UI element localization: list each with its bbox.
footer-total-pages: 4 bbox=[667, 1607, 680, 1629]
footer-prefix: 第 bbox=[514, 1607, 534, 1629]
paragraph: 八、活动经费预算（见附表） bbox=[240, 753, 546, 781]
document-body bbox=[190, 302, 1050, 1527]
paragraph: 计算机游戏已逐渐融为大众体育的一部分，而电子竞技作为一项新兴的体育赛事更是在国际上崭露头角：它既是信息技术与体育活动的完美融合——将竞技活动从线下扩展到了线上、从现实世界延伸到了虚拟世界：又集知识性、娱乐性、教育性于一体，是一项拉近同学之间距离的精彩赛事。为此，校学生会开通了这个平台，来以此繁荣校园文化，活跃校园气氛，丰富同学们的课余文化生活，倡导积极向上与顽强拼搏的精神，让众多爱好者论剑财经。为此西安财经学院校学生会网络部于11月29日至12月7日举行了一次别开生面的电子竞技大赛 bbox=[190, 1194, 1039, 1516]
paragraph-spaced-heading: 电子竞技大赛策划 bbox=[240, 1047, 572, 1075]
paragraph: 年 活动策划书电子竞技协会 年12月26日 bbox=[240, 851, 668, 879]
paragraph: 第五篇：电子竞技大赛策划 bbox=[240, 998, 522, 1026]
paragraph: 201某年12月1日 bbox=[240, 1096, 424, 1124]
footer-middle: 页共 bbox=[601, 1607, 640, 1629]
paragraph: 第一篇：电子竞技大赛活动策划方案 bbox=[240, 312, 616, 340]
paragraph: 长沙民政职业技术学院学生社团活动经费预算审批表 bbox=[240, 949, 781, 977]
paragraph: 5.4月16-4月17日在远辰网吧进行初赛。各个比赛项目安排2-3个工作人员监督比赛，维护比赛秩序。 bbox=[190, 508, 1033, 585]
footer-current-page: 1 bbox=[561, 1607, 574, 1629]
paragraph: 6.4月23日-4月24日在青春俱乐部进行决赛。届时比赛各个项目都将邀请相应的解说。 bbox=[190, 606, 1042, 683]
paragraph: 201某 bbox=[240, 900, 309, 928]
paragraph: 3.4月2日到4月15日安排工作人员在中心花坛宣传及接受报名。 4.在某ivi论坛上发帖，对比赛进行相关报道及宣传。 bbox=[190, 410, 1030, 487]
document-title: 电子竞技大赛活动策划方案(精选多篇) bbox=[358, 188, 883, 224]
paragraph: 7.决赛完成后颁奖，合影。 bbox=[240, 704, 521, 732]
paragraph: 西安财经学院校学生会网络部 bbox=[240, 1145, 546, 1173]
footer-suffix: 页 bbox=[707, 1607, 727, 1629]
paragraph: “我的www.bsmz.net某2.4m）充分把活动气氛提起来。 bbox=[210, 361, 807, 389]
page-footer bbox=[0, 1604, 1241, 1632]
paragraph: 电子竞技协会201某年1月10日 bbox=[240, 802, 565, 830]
══════
— SET EXERCISE —
Retype the records above line for line, with no changes, from the first line through the last.

— COMPLETE ANSWER —
UI element localization: list each with its bbox.
footer-total-pages: 4 bbox=[667, 1607, 680, 1629]
footer-prefix: 第 bbox=[514, 1607, 534, 1629]
paragraph: 八、活动经费预算（见附表） bbox=[240, 753, 546, 781]
document-body bbox=[190, 302, 1050, 1527]
paragraph: 计算机游戏已逐渐融为大众体育的一部分，而电子竞技作为一项新兴的体育赛事更是在国际上崭露头角：它既是信息技术与体育活动的完美融合——将竞技活动从线下扩展到了线上、从现实世界延伸到了虚拟世界：又集知识性、娱乐性、教育性于一体，是一项拉近同学之间距离的精彩赛事。为此，校学生会开通了这个平台，来以此繁荣校园文化，活跃校园气氛，丰富同学们的课余文化生活，倡导积极向上与顽强拼搏的精神，让众多爱好者论剑财经。为此西安财经学院校学生会网络部于11月29日至12月7日举行了一次别开生面的电子竞技大赛 bbox=[190, 1194, 1039, 1516]
paragraph-spaced-heading: 电子竞技大赛策划 bbox=[240, 1047, 572, 1075]
paragraph: 年 活动策划书电子竞技协会 年12月26日 bbox=[240, 851, 668, 879]
paragraph: 第五篇：电子竞技大赛策划 bbox=[240, 998, 522, 1026]
paragraph: 201某年12月1日 bbox=[240, 1096, 424, 1124]
footer-middle: 页共 bbox=[601, 1607, 640, 1629]
paragraph: 第一篇：电子竞技大赛活动策划方案 bbox=[240, 312, 616, 340]
paragraph: 长沙民政职业技术学院学生社团活动经费预算审批表 bbox=[240, 949, 781, 977]
paragraph: 5.4月16-4月17日在远辰网吧进行初赛。各个比赛项目安排2-3个工作人员监督比赛，维护比赛秩序。 bbox=[190, 508, 1033, 585]
footer-current-page: 1 bbox=[561, 1607, 574, 1629]
paragraph: 6.4月23日-4月24日在青春俱乐部进行决赛。届时比赛各个项目都将邀请相应的解说。 bbox=[190, 606, 1042, 683]
paragraph: 201某 bbox=[240, 900, 309, 928]
paragraph: 3.4月2日到4月15日安排工作人员在中心花坛宣传及接受报名。 4.在某ivi论坛上发帖，对比赛进行相关报道及宣传。 bbox=[190, 410, 1030, 487]
document-title: 电子竞技大赛活动策划方案(精选多篇) bbox=[358, 188, 883, 224]
paragraph: 7.决赛完成后颁奖，合影。 bbox=[240, 704, 521, 732]
paragraph: 西安财经学院校学生会网络部 bbox=[240, 1145, 546, 1173]
footer-suffix: 页 bbox=[707, 1607, 727, 1629]
paragraph: “我的www.bsmz.net某2.4m）充分把活动气氛提起来。 bbox=[210, 361, 807, 389]
page-footer bbox=[0, 1604, 1241, 1632]
paragraph: 电子竞技协会201某年1月10日 bbox=[240, 802, 565, 830]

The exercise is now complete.